Problem to solve:
Find every line in the records below that holds the word "product", and copy it out.
## start Information supplied
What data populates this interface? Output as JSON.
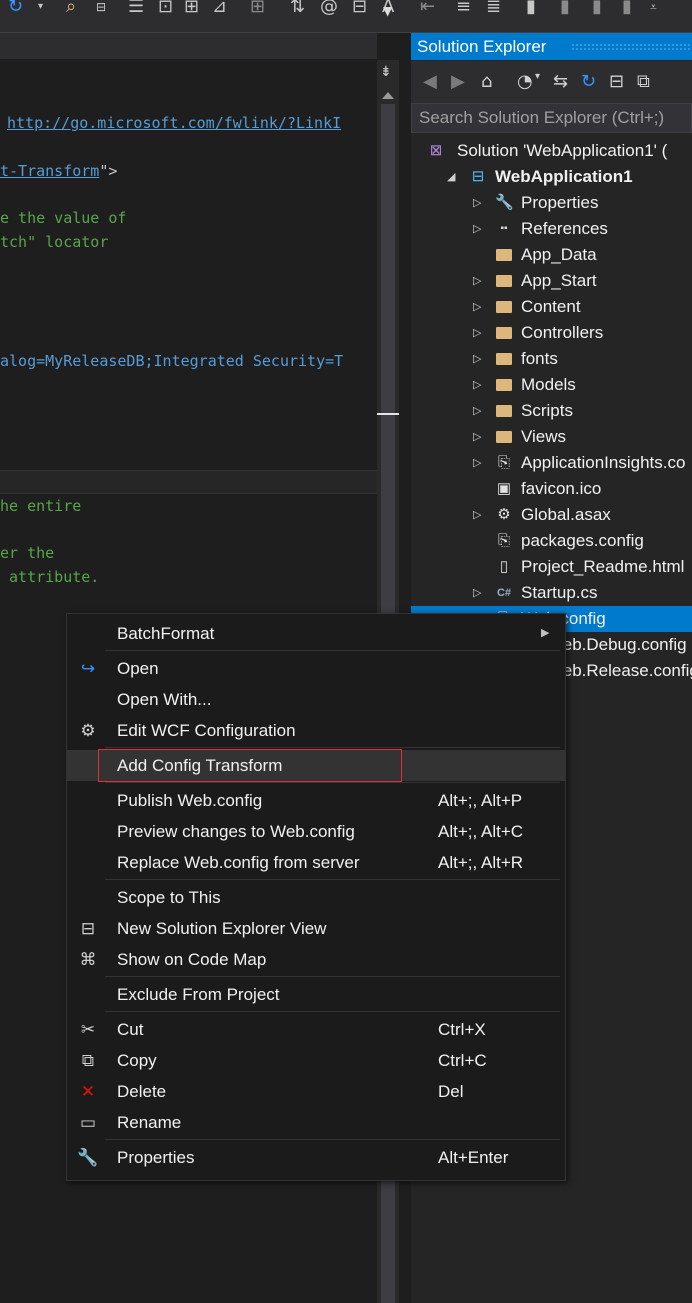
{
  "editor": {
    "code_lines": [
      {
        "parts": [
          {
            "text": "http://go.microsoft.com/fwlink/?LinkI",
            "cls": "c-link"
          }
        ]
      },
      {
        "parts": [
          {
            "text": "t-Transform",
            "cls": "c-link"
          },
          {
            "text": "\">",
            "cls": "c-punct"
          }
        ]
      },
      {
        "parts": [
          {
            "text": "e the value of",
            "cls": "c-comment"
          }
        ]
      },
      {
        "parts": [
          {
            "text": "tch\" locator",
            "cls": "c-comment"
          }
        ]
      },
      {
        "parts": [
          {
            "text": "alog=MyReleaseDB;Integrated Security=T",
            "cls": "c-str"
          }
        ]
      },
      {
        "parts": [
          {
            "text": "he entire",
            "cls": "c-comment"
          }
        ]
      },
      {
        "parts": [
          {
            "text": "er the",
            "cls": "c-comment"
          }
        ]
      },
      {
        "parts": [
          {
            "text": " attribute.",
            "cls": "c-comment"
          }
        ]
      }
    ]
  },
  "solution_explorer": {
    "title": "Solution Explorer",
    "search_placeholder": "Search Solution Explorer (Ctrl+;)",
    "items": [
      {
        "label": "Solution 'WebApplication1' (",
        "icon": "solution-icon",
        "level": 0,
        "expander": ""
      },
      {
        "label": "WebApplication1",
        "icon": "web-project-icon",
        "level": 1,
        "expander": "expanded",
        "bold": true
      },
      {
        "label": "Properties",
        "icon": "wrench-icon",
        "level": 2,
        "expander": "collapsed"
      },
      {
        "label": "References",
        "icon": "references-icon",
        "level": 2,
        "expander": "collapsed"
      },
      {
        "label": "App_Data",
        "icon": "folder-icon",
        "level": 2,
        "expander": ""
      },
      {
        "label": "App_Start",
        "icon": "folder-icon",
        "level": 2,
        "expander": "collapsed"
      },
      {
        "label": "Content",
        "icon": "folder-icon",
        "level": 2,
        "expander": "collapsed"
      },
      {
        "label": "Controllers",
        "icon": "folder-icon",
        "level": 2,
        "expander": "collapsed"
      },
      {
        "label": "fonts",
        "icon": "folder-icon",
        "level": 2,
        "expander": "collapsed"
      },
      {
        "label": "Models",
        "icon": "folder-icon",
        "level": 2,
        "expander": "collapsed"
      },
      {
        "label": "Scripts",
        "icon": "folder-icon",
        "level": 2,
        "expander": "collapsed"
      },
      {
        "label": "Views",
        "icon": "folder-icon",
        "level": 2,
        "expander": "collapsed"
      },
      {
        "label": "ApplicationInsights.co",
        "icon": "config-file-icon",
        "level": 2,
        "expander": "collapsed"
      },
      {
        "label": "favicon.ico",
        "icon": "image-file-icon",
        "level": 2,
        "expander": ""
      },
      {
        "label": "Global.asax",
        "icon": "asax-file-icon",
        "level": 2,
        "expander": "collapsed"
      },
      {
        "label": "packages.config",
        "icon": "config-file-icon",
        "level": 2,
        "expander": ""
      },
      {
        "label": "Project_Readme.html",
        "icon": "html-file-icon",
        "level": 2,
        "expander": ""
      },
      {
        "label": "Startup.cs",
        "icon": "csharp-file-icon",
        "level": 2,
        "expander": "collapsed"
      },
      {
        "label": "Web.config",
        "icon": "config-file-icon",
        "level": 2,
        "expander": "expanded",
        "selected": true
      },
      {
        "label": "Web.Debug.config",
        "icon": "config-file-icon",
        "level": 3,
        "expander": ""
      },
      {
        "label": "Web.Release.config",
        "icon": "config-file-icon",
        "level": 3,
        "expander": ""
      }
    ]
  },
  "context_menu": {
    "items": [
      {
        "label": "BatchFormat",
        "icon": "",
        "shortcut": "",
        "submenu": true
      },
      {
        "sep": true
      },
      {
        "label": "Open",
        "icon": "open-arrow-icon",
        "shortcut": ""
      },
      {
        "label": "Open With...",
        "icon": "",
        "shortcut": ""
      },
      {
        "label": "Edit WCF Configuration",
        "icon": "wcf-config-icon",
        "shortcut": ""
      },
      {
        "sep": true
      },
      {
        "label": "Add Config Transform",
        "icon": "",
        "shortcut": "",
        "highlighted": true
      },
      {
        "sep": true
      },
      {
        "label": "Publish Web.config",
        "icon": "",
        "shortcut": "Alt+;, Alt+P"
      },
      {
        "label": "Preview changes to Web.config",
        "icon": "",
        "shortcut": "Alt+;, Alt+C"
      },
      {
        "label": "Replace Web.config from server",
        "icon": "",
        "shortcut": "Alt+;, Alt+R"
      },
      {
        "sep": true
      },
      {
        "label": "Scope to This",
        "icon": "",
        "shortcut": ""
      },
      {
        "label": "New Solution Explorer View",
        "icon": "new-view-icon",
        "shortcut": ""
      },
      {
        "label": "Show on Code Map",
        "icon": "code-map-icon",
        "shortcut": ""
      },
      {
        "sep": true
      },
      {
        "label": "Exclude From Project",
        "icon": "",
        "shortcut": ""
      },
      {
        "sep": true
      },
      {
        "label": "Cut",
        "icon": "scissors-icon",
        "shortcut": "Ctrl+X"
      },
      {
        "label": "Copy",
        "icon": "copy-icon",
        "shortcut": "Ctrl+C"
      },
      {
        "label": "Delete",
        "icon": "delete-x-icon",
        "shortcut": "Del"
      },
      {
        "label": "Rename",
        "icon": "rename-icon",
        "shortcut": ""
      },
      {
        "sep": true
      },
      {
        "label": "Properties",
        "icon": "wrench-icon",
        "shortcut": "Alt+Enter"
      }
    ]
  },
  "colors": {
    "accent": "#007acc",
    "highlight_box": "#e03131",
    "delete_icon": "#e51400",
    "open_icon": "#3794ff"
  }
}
## end Information supplied
## start Information supplied
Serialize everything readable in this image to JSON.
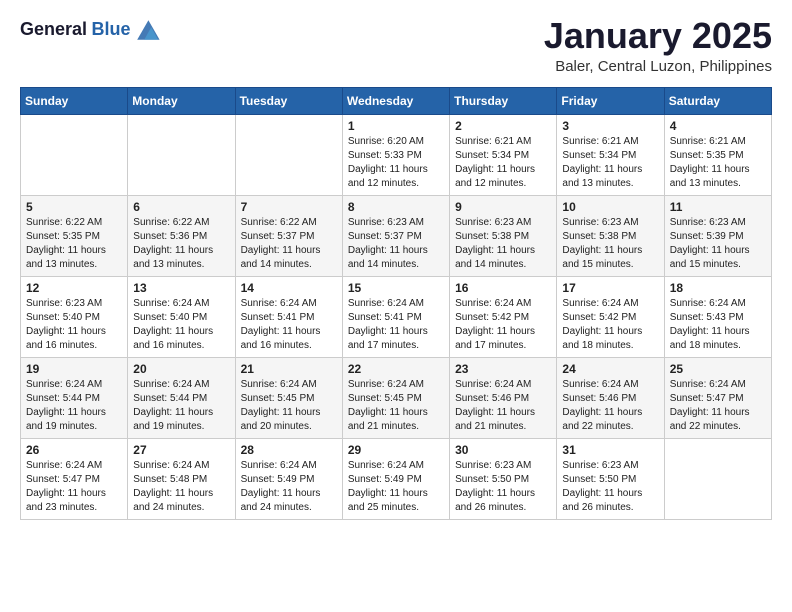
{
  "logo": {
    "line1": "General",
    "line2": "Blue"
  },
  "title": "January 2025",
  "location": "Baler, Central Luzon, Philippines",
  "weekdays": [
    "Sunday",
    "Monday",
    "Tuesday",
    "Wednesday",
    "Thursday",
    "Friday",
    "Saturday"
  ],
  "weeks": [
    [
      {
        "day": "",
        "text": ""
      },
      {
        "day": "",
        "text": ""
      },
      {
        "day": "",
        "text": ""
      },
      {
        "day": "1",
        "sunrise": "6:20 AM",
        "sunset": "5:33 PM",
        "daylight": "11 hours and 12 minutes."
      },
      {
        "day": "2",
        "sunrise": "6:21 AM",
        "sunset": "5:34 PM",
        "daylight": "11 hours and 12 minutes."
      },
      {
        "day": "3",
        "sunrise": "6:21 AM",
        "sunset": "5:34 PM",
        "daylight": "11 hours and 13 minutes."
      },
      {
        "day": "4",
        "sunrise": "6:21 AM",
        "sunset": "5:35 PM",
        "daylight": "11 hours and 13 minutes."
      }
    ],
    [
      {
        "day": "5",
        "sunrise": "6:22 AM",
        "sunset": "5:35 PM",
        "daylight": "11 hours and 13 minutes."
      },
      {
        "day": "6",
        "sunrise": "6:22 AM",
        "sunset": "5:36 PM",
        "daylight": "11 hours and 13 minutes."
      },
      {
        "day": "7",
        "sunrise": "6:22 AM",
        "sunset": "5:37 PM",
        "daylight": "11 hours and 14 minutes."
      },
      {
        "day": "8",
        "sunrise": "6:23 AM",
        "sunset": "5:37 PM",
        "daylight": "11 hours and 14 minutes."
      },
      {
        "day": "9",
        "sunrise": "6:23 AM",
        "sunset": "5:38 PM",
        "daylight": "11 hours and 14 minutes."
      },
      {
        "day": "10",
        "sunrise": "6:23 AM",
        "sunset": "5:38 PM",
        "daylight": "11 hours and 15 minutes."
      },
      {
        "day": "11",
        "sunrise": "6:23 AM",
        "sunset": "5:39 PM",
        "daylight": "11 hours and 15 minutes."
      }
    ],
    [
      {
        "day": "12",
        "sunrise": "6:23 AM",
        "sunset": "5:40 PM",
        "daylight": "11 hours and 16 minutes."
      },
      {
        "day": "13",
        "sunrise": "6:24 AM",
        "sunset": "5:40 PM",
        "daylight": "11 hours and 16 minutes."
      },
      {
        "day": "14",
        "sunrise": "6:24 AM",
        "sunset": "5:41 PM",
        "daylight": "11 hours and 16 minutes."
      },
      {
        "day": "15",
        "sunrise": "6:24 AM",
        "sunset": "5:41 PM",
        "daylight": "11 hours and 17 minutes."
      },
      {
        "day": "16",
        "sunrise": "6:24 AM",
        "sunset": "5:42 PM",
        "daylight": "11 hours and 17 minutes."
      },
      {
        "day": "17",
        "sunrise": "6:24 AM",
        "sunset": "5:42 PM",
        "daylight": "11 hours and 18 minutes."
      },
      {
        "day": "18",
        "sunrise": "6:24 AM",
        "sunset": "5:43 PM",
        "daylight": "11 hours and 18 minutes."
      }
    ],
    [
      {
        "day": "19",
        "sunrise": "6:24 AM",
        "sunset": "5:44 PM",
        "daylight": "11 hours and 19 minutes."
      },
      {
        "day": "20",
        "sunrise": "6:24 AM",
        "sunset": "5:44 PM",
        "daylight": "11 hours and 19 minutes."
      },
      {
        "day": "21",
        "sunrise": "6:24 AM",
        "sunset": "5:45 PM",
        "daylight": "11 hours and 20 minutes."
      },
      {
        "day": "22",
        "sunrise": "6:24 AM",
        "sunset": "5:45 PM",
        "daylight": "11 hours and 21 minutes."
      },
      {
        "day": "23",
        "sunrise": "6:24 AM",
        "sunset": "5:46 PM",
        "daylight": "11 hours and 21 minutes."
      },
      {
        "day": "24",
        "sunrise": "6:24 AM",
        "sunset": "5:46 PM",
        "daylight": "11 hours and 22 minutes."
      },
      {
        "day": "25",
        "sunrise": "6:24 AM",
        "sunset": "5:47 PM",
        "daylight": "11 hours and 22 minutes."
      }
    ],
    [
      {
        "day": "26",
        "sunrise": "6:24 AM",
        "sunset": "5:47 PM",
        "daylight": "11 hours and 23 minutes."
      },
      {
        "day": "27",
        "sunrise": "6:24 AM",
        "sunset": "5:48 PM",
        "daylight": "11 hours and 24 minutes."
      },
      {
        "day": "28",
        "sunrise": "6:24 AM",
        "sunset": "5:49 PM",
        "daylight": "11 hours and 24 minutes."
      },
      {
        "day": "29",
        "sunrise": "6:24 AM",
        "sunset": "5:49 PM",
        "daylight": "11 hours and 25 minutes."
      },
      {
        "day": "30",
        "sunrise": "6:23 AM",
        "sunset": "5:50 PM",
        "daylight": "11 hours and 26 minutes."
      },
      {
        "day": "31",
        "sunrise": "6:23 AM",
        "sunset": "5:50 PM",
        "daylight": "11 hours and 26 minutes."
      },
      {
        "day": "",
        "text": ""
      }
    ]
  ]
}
## end Information supplied
## start Information supplied
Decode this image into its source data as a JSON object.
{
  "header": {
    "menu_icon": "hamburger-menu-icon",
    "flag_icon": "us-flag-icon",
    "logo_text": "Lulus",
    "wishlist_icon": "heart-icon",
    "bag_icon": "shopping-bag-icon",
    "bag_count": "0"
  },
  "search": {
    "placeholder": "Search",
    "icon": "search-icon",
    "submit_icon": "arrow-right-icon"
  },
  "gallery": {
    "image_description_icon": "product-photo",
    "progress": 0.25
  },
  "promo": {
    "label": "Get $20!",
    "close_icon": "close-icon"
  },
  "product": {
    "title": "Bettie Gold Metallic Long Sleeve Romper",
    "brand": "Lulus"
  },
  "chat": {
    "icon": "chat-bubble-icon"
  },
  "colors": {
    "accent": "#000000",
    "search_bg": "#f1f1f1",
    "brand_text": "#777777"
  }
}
## end Information supplied
Full response:
    "image_description_icon": "product-photo",
  "product": {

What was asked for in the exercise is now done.